--- START ---

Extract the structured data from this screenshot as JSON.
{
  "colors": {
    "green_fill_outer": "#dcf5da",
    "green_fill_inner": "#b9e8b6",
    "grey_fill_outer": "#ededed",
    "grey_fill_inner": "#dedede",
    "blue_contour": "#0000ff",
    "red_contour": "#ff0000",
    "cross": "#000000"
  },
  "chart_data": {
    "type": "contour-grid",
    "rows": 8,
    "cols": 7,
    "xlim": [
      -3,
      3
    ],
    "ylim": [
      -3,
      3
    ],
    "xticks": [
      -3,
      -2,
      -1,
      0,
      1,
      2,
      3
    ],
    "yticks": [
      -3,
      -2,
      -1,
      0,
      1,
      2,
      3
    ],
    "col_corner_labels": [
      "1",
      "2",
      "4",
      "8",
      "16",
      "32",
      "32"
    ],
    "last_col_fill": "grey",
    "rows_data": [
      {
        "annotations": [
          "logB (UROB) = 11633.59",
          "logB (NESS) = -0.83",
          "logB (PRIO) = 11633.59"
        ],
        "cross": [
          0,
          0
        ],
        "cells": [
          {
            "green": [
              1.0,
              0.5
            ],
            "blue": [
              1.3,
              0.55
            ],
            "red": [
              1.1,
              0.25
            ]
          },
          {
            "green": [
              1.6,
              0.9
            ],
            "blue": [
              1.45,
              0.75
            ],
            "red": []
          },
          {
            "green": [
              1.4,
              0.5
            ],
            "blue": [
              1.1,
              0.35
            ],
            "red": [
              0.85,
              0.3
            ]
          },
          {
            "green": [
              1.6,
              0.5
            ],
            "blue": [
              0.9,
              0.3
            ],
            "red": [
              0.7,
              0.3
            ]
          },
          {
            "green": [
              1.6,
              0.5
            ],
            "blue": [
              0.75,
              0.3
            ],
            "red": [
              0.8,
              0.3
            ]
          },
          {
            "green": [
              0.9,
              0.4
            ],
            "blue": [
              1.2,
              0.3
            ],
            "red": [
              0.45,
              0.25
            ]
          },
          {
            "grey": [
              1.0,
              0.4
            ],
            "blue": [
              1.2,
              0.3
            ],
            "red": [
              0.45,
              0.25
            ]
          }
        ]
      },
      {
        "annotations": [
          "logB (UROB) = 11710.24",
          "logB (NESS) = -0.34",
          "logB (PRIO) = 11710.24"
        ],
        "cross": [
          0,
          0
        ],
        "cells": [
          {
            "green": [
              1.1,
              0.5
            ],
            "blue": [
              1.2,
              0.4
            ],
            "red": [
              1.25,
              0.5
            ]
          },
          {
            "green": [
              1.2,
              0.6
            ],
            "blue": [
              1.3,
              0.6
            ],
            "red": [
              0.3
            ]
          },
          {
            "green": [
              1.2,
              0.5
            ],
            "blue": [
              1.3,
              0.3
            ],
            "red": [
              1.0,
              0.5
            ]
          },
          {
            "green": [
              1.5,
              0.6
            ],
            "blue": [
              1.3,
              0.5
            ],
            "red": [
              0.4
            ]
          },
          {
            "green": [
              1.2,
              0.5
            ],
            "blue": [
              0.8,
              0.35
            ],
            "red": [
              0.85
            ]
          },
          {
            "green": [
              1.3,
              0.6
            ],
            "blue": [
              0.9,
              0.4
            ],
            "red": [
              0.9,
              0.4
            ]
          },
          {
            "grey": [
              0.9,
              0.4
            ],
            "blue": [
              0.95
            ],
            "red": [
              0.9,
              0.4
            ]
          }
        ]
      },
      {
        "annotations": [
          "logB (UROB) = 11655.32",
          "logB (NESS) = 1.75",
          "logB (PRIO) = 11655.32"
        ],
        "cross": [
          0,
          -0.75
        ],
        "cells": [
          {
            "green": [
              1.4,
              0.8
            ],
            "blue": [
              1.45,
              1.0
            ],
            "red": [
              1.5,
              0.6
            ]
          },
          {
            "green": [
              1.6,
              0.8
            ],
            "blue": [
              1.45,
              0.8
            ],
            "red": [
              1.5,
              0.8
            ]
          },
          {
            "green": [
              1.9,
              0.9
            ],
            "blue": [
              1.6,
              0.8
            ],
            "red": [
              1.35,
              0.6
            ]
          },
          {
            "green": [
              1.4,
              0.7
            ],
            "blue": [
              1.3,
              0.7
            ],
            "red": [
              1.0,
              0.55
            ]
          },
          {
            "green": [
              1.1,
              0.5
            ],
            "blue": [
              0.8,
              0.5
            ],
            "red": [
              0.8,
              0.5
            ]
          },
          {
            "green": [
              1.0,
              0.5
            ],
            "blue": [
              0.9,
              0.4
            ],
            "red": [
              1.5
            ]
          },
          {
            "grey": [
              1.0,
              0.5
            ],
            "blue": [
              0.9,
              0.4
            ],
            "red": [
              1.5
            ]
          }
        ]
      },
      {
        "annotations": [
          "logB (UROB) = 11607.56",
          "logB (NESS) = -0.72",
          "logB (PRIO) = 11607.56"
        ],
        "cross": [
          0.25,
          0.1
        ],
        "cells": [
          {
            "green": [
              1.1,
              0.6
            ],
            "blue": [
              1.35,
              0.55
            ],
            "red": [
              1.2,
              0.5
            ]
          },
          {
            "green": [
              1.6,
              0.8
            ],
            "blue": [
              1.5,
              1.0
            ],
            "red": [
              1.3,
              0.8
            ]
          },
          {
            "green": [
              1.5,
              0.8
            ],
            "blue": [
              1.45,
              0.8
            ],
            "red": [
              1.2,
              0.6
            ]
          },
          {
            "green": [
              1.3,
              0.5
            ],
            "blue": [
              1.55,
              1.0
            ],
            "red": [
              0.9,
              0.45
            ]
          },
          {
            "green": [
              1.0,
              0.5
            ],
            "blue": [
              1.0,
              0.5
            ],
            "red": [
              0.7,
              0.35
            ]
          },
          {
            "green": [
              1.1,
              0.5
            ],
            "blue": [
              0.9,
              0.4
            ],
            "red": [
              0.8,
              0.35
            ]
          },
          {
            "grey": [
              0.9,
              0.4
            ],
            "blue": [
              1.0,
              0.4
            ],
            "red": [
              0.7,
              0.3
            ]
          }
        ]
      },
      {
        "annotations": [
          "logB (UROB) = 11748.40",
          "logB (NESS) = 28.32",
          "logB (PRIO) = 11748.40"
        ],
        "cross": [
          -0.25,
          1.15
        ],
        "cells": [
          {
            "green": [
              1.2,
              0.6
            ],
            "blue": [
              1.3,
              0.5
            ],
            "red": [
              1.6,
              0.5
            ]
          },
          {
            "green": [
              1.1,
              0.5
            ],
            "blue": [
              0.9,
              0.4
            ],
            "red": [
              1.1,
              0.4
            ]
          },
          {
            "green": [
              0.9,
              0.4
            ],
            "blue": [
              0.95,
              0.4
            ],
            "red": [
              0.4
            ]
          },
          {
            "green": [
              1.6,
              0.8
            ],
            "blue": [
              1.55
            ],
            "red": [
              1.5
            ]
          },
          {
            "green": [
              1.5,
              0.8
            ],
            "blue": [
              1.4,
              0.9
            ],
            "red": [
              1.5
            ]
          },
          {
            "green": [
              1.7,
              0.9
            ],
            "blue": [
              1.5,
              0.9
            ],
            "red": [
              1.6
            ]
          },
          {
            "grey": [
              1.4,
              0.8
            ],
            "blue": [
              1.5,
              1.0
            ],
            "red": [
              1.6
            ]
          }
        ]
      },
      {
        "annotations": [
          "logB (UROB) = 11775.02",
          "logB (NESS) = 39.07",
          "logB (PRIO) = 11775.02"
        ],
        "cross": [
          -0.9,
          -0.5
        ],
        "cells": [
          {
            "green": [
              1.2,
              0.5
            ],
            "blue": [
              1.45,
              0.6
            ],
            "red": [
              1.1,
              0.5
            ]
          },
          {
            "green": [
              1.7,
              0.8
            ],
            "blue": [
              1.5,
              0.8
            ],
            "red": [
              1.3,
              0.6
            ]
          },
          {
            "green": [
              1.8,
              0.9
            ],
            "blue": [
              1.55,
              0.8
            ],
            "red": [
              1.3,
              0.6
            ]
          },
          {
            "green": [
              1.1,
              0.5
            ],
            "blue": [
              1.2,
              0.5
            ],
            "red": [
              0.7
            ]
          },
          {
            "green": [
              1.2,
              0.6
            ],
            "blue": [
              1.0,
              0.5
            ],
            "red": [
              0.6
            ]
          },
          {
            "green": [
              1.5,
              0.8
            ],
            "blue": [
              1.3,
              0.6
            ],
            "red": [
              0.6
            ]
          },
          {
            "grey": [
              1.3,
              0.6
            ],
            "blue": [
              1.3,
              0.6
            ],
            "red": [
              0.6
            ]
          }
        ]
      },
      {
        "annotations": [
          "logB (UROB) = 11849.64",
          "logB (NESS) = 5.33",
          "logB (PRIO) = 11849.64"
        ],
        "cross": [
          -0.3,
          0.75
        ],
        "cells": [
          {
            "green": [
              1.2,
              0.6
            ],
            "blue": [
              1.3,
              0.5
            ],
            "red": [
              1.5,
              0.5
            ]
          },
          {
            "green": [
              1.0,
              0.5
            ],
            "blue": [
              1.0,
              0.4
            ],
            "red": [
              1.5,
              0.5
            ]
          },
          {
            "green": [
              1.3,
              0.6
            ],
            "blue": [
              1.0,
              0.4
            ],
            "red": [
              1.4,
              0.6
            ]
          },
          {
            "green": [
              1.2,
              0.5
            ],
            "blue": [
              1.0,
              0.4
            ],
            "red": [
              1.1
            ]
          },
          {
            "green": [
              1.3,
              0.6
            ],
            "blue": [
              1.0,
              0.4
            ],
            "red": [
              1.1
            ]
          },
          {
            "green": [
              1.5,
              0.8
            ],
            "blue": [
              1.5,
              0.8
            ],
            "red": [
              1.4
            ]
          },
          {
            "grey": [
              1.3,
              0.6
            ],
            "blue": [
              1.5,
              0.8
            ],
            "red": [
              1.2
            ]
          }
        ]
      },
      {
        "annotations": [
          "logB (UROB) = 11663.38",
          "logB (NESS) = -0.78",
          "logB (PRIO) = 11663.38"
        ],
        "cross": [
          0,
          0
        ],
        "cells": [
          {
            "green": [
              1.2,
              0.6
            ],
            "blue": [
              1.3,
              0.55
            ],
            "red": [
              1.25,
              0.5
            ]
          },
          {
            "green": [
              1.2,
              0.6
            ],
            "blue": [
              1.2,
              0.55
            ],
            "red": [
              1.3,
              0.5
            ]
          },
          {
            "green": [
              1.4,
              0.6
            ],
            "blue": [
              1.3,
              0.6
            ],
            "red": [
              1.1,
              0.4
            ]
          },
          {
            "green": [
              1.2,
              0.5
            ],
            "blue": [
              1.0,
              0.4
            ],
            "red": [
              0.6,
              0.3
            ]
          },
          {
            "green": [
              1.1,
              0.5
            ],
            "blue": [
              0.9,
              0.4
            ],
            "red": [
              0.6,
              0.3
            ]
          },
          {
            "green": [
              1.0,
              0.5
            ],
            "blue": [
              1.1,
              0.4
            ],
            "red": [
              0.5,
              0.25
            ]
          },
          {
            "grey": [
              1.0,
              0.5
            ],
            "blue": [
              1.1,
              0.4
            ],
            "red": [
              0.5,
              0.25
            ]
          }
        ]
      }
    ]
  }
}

--- END ---

STATED GOAL
Reply with nothing but the number of lines in the data above that contain "UROB".

WRITTEN ANSWER
8